Brief: Scan the data that follows and count the lines with the string "Nombre"; answer with the count alone.

Listed records:

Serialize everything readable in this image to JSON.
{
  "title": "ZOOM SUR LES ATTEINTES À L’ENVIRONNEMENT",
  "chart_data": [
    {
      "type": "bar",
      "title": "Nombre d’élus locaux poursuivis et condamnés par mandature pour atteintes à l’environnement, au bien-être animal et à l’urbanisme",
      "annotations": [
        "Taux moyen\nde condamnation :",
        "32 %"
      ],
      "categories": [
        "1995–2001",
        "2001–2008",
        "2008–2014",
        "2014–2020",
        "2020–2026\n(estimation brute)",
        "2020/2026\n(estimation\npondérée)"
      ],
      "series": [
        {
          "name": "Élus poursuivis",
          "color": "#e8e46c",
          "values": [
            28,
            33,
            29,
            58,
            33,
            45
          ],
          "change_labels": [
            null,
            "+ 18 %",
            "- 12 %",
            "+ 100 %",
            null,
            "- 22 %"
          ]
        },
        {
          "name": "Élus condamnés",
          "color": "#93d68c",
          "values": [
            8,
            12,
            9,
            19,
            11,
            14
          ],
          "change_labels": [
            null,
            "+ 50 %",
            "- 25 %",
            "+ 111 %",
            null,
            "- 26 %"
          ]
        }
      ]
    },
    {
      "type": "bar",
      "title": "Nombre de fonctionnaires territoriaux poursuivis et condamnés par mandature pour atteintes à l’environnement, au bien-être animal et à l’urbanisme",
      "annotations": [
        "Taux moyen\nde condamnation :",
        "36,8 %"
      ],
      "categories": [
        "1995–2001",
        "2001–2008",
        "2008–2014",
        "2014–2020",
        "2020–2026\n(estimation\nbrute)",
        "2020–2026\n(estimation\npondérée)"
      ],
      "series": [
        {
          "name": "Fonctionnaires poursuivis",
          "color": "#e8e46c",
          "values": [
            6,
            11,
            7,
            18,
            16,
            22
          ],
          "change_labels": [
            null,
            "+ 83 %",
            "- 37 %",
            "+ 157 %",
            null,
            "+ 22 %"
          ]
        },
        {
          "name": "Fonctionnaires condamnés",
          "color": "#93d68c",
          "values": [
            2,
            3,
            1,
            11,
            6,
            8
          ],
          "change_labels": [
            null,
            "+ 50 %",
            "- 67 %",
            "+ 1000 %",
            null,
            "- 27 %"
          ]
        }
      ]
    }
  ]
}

Final result: 2